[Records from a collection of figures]
-- start --
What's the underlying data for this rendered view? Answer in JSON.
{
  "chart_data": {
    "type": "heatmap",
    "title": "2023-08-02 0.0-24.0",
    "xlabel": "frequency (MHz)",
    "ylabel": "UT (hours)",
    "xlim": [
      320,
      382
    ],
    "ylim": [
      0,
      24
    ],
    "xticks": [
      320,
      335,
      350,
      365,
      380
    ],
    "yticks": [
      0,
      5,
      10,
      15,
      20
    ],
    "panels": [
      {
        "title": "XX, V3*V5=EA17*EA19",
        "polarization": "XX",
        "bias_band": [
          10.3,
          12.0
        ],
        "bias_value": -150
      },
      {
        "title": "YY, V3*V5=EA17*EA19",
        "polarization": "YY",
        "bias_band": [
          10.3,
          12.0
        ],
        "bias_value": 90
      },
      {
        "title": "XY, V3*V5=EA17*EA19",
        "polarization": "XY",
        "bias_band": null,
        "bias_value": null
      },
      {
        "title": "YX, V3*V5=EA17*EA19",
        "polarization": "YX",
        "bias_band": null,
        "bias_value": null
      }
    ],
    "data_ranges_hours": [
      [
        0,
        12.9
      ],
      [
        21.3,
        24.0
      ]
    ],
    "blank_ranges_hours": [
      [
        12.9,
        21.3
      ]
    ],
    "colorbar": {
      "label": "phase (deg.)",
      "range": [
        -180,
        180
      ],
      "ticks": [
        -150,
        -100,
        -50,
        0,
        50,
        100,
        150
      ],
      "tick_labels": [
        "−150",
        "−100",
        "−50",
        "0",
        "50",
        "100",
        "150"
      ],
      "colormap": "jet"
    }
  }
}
-- end --
What is being asked: Copy out each line exactly.

The answer:
What's the underlying data for this rendered view? Answer in JSON.
{
  "chart_data": {
    "type": "heatmap",
    "title": "2023-08-02 0.0-24.0",
    "xlabel": "frequency (MHz)",
    "ylabel": "UT (hours)",
    "xlim": [
      320,
      382
    ],
    "ylim": [
      0,
      24
    ],
    "xticks": [
      320,
      335,
      350,
      365,
      380
    ],
    "yticks": [
      0,
      5,
      10,
      15,
      20
    ],
    "panels": [
      {
        "title": "XX, V3*V5=EA17*EA19",
        "polarization": "XX",
        "bias_band": [
          10.3,
          12.0
        ],
        "bias_value": -150
      },
      {
        "title": "YY, V3*V5=EA17*EA19",
        "polarization": "YY",
        "bias_band": [
          10.3,
          12.0
        ],
        "bias_value": 90
      },
      {
        "title": "XY, V3*V5=EA17*EA19",
        "polarization": "XY",
        "bias_band": null,
        "bias_value": null
      },
      {
        "title": "YX, V3*V5=EA17*EA19",
        "polarization": "YX",
        "bias_band": null,
        "bias_value": null
      }
    ],
    "data_ranges_hours": [
      [
        0,
        12.9
      ],
      [
        21.3,
        24.0
      ]
    ],
    "blank_ranges_hours": [
      [
        12.9,
        21.3
      ]
    ],
    "colorbar": {
      "label": "phase (deg.)",
      "range": [
        -180,
        180
      ],
      "ticks": [
        -150,
        -100,
        -50,
        0,
        50,
        100,
        150
      ],
      "tick_labels": [
        "−150",
        "−100",
        "−50",
        "0",
        "50",
        "100",
        "150"
      ],
      "colormap": "jet"
    }
  }
}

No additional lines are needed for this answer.